**Written request**
Look below for the line with "Enumerate this screenshot's". Extract that line and each one after it through the last, word for word.

**Records for the task**
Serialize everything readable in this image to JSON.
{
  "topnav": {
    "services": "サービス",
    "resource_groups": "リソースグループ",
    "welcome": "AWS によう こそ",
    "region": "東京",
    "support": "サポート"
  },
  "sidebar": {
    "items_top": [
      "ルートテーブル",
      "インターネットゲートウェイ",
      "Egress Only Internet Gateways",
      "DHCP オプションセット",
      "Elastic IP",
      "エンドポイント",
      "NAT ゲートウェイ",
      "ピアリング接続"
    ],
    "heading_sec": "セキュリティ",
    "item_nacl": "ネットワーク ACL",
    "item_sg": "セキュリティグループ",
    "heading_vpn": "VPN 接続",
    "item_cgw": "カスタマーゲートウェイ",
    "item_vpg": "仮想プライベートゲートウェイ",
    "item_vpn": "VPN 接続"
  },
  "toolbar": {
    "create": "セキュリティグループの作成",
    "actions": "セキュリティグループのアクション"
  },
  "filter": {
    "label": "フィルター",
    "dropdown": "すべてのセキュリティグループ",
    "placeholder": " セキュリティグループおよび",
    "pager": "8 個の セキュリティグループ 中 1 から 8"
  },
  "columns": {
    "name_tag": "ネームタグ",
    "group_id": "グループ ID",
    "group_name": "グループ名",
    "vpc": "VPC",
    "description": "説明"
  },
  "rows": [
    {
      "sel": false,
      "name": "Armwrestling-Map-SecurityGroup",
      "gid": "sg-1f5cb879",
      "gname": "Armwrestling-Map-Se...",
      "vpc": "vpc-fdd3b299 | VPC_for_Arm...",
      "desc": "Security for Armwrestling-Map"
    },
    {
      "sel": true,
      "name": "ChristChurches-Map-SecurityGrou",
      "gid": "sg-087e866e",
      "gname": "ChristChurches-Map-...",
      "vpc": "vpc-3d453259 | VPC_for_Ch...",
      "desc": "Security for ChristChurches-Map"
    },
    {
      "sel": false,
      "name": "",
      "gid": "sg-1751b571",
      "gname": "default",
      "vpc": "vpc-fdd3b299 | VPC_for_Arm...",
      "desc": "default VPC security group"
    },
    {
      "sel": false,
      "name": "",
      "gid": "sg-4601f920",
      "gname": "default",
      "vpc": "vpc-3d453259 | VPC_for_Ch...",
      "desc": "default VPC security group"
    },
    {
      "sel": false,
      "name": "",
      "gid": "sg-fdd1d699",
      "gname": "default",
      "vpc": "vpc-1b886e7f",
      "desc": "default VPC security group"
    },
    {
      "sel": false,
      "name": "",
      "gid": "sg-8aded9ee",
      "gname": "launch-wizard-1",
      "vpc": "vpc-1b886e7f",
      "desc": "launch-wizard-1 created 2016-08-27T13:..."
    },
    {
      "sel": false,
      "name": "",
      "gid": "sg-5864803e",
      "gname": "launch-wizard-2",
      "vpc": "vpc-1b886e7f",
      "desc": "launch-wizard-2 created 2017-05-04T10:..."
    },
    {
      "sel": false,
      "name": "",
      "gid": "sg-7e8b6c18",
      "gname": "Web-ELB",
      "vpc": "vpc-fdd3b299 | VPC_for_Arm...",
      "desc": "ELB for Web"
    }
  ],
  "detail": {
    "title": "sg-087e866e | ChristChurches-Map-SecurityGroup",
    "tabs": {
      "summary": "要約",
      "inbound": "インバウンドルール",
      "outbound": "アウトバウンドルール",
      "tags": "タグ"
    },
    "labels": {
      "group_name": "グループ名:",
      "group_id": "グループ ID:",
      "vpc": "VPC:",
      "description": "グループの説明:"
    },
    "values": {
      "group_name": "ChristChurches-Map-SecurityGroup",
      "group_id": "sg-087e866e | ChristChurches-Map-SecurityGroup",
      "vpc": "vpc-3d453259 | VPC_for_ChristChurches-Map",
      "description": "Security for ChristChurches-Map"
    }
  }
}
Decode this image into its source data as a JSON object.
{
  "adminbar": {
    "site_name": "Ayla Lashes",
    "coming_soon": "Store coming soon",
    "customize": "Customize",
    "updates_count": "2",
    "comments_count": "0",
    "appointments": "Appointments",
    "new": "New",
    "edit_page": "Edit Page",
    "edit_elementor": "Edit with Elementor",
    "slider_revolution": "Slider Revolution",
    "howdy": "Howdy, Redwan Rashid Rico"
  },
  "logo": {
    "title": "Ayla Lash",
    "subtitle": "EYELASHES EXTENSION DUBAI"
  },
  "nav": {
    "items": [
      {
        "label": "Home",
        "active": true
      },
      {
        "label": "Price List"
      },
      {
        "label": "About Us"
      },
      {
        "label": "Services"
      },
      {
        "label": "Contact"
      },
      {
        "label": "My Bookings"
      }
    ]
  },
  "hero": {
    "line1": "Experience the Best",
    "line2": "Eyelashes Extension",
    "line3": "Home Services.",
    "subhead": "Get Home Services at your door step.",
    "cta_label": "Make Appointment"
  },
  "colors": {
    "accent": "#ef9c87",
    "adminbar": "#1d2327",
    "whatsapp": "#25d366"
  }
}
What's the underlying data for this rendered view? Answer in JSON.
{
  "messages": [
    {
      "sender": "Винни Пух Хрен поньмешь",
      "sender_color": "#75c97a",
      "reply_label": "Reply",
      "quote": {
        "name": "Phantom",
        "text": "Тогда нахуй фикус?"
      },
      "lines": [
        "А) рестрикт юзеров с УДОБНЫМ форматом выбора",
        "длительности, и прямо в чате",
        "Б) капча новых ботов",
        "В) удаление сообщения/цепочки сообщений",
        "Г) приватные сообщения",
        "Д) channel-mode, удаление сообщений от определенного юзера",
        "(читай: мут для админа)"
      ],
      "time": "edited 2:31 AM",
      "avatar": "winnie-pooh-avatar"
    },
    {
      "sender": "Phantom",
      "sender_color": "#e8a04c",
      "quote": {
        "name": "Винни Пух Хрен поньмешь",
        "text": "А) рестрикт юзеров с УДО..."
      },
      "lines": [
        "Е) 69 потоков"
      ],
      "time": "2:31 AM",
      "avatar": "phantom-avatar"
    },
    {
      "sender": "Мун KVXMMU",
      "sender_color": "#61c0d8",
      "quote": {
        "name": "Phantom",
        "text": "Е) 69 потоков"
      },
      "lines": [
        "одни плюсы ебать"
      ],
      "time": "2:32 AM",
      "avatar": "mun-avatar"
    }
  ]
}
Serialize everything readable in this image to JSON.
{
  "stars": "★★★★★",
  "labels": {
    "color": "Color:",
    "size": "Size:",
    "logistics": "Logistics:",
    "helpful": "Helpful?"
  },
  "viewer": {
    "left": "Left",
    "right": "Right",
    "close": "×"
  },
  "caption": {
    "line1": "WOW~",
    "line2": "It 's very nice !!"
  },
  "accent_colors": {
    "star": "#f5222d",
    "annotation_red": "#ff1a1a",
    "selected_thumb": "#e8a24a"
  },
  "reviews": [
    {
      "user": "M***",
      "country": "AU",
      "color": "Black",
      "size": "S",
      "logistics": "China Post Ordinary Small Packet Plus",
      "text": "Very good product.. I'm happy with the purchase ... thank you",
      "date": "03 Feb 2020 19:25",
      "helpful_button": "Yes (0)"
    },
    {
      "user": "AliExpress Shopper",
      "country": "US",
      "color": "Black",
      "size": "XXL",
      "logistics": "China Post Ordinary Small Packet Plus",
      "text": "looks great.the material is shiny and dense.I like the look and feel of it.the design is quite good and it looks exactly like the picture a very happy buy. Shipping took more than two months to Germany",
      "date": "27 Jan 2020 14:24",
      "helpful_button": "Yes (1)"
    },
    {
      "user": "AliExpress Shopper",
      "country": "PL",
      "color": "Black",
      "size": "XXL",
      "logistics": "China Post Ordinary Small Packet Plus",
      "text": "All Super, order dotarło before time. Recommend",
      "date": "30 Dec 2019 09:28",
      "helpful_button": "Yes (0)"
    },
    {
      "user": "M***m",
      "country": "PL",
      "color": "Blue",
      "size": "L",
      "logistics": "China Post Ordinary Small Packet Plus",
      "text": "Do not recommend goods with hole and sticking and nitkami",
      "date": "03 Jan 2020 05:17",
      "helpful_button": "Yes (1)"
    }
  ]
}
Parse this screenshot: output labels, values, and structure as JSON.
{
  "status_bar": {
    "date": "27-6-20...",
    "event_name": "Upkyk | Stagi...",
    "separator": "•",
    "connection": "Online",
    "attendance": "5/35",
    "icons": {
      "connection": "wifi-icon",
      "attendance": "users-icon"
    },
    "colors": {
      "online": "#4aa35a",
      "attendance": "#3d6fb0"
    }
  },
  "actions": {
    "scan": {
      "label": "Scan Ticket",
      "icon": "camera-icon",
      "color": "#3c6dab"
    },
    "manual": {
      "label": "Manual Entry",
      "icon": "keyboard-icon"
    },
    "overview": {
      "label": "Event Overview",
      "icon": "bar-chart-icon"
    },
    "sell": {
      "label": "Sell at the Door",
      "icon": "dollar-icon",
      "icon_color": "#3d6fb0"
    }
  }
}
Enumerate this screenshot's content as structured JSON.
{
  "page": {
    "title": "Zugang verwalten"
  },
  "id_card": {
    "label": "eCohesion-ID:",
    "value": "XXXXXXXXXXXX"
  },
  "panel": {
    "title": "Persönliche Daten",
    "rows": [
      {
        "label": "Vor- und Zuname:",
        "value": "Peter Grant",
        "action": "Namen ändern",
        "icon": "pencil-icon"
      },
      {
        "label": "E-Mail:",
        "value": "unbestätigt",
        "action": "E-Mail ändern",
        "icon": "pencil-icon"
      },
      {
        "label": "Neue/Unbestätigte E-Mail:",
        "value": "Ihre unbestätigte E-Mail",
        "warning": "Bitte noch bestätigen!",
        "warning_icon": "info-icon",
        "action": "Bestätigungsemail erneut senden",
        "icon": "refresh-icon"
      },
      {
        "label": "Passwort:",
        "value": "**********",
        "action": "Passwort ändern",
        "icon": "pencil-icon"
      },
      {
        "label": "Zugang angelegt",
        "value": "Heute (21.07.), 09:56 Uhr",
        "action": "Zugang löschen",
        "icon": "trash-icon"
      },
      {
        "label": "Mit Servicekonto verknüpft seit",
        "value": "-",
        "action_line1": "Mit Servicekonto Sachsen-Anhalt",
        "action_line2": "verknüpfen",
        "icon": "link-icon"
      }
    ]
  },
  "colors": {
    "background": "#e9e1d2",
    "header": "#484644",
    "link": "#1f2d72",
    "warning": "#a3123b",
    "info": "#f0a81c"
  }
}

**Full response**
Enumerate this screenshot's content as structured JSON.
{
  "page": {
    "title": "Zugang verwalten"
  },
  "id_card": {
    "label": "eCohesion-ID:",
    "value": "XXXXXXXXXXXX"
  },
  "panel": {
    "title": "Persönliche Daten",
    "rows": [
      {
        "label": "Vor- und Zuname:",
        "value": "Peter Grant",
        "action": "Namen ändern",
        "icon": "pencil-icon"
      },
      {
        "label": "E-Mail:",
        "value": "unbestätigt",
        "action": "E-Mail ändern",
        "icon": "pencil-icon"
      },
      {
        "label": "Neue/Unbestätigte E-Mail:",
        "value": "Ihre unbestätigte E-Mail",
        "warning": "Bitte noch bestätigen!",
        "warning_icon": "info-icon",
        "action": "Bestätigungsemail erneut senden",
        "icon": "refresh-icon"
      },
      {
        "label": "Passwort:",
        "value": "**********",
        "action": "Passwort ändern",
        "icon": "pencil-icon"
      },
      {
        "label": "Zugang angelegt",
        "value": "Heute (21.07.), 09:56 Uhr",
        "action": "Zugang löschen",
        "icon": "trash-icon"
      },
      {
        "label": "Mit Servicekonto verknüpft seit",
        "value": "-",
        "action_line1": "Mit Servicekonto Sachsen-Anhalt",
        "action_line2": "verknüpfen",
        "icon": "link-icon"
      }
    ]
  },
  "colors": {
    "background": "#e9e1d2",
    "header": "#484644",
    "link": "#1f2d72",
    "warning": "#a3123b",
    "info": "#f0a81c"
  }
}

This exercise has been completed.